>> Begin Source material

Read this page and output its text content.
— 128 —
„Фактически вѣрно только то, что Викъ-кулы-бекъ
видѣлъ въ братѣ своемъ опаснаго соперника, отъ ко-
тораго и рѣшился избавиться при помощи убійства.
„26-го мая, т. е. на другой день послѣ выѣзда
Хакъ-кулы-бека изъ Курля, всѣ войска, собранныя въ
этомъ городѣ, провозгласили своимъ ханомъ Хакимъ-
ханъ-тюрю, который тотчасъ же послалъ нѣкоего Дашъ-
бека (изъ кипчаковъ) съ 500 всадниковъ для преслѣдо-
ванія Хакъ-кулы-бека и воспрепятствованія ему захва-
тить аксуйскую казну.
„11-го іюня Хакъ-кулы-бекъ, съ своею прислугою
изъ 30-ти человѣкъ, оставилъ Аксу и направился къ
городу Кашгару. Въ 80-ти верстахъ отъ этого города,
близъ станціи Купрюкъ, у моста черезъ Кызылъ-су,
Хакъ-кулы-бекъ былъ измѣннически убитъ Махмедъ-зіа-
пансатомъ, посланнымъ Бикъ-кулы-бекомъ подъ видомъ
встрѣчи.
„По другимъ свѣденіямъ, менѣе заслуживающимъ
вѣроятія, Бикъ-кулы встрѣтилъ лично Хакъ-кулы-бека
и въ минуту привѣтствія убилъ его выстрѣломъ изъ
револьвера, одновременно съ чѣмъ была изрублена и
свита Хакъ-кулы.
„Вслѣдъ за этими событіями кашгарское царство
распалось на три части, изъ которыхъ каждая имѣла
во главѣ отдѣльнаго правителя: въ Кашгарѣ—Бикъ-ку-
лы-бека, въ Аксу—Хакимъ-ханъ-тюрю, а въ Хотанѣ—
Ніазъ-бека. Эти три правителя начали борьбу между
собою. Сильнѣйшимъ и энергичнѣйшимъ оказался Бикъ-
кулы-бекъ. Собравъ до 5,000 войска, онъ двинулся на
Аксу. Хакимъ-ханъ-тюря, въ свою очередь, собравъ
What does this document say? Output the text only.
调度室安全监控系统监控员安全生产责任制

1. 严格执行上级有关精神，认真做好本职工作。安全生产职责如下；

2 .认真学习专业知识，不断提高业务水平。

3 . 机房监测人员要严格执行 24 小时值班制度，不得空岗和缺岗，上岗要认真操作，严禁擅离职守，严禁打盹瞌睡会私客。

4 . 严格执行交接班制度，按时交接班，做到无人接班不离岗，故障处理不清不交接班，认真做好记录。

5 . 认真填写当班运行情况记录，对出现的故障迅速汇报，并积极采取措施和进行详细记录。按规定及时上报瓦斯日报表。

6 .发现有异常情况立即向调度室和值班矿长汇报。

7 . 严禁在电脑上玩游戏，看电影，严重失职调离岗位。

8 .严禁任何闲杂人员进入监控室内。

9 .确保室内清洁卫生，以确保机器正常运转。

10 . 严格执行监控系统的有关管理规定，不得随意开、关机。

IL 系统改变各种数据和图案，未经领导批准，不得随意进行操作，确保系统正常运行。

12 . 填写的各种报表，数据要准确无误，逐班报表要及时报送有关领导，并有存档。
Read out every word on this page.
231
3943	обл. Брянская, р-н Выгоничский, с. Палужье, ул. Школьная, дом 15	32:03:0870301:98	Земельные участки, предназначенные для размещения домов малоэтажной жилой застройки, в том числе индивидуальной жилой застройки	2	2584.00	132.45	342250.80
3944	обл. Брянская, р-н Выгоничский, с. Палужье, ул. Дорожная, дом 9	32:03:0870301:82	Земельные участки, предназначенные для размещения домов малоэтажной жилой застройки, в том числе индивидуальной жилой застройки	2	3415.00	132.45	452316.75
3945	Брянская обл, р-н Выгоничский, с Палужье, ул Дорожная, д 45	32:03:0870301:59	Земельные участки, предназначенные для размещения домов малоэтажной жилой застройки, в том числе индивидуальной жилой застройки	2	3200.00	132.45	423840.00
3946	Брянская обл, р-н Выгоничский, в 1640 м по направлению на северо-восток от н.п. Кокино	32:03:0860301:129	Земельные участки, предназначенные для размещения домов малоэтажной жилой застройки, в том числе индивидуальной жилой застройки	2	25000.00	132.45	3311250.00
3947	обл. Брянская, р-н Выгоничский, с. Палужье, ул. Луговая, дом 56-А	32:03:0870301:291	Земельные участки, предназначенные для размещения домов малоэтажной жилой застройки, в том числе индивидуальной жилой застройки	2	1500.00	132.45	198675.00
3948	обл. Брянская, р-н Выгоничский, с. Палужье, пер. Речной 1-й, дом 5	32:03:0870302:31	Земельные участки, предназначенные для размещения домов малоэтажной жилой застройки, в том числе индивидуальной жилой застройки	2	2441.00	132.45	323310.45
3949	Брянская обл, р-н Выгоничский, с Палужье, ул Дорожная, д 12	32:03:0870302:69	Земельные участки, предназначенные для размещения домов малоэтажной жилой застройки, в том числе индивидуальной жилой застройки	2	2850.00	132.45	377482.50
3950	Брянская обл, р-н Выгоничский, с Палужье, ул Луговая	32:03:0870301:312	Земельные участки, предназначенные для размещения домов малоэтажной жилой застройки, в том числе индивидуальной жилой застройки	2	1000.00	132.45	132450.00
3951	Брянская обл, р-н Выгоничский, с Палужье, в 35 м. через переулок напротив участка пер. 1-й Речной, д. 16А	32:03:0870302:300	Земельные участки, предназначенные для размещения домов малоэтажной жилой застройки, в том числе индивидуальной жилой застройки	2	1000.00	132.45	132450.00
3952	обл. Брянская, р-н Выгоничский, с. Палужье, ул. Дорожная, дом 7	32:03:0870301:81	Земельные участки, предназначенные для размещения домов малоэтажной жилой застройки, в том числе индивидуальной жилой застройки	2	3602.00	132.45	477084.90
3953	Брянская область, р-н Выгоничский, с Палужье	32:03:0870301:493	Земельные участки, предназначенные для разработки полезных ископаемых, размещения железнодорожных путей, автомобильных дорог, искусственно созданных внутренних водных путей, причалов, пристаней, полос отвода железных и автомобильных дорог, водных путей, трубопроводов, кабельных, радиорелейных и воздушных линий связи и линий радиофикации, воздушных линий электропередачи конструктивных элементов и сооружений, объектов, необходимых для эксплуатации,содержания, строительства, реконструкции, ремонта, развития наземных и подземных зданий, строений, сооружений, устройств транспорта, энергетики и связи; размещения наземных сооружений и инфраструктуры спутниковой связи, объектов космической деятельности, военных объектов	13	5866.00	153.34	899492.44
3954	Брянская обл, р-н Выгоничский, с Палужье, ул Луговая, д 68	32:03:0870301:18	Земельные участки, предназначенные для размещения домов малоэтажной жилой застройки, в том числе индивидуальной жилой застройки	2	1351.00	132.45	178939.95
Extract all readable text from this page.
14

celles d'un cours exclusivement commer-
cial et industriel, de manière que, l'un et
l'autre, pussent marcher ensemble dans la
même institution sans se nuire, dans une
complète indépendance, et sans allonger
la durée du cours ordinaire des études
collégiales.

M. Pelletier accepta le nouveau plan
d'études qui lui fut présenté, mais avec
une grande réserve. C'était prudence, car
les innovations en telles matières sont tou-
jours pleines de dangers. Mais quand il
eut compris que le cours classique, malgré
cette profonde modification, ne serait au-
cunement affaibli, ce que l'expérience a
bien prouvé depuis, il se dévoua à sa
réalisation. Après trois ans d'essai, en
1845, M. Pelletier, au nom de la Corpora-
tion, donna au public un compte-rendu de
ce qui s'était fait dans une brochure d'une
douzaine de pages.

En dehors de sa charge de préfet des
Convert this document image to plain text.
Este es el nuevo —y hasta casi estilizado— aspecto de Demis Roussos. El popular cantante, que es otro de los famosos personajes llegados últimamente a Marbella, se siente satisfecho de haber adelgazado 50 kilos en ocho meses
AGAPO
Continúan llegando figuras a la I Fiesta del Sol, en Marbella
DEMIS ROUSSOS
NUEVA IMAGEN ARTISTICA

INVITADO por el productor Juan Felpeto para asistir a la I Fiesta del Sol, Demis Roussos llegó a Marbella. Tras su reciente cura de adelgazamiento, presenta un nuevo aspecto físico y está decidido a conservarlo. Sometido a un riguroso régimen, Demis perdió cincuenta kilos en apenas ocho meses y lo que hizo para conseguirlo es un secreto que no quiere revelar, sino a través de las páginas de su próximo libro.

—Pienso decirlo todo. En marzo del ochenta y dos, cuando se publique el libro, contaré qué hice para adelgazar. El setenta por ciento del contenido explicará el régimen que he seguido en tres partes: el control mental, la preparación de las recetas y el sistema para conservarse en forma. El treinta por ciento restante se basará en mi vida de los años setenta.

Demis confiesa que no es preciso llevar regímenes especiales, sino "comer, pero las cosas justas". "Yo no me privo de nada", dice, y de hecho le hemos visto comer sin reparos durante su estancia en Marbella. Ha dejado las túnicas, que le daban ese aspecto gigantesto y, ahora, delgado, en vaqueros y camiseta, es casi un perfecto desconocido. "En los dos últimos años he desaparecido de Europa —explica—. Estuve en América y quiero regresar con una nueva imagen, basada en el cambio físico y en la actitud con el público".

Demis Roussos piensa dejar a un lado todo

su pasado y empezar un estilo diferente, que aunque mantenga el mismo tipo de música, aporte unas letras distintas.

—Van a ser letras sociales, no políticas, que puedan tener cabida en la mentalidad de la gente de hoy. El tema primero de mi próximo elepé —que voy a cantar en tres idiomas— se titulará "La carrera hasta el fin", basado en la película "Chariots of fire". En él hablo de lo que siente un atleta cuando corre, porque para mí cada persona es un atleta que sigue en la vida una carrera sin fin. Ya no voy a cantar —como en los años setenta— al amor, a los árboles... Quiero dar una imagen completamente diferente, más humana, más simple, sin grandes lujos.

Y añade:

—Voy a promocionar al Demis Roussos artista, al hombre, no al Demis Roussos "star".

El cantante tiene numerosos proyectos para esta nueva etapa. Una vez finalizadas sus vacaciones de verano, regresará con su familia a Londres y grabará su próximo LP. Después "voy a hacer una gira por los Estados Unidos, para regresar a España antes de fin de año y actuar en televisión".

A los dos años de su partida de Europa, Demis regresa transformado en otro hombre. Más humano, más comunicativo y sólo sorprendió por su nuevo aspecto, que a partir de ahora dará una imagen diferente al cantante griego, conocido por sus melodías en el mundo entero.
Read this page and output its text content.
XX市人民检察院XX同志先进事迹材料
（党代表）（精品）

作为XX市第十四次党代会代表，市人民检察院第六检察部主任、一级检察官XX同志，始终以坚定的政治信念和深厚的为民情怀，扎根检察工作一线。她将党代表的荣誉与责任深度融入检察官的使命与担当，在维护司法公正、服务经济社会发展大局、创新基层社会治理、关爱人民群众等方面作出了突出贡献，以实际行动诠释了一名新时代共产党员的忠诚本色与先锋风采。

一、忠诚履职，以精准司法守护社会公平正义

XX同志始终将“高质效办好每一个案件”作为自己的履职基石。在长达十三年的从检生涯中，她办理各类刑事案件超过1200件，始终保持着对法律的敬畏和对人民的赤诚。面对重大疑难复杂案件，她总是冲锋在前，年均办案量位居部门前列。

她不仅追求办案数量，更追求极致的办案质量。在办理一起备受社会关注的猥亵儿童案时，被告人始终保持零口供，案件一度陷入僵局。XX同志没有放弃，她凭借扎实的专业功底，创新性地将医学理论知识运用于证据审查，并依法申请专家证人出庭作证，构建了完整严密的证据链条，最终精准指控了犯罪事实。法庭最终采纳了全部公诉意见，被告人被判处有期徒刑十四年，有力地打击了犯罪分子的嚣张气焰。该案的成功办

>> End Source material

* _Brief_: Your task is to gather every line with the word "text" and copy it.

* _Result_:
Read this page and output its text content.
What does this document say? Output the text only.
Extract all readable text from this page.
Convert this document image to plain text.
Read this page and output its text content.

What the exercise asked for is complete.